◆ TASK
Locate the string "DySC" in the listing below. Copy every line where it is found.

◆ RECORDS TO USE

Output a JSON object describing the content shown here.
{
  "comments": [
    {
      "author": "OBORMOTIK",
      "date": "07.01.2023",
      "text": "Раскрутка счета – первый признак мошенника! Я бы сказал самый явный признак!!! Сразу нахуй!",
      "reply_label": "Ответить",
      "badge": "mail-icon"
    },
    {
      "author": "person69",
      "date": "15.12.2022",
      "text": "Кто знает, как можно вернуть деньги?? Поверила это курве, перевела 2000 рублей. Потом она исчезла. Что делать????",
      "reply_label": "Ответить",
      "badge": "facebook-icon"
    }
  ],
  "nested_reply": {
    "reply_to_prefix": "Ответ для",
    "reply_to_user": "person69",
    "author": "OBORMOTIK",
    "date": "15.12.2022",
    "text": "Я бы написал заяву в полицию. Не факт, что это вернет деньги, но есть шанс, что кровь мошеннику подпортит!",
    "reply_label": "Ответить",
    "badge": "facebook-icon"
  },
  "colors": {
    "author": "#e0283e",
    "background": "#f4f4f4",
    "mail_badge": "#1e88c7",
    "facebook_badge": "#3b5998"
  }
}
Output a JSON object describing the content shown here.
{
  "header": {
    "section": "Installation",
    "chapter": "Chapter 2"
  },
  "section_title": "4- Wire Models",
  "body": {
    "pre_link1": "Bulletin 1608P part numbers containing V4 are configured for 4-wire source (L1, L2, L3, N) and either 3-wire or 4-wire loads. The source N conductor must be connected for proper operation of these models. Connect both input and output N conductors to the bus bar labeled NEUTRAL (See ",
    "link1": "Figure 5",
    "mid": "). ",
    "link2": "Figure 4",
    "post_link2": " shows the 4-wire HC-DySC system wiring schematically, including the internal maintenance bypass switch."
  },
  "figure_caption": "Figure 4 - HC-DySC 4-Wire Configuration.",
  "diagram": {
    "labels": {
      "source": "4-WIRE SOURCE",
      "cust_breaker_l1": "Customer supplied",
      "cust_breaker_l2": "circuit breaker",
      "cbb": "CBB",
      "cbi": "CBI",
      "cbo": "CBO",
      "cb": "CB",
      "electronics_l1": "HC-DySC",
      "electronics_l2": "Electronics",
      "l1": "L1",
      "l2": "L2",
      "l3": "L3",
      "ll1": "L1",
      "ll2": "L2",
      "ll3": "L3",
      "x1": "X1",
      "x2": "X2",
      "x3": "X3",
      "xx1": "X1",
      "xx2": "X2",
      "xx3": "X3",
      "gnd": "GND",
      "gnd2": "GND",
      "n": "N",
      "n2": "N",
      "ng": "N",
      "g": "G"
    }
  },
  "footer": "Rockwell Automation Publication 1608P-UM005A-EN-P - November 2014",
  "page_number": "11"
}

◆ PROBLEM SOLUTION
    "post_link2": " shows the 4-wire HC-DySC system wiring schematically, including the internal maintenance bypass switch."
  "figure_caption": "Figure 4 - HC-DySC 4-Wire Configuration.",
      "electronics_l1": "HC-DySC",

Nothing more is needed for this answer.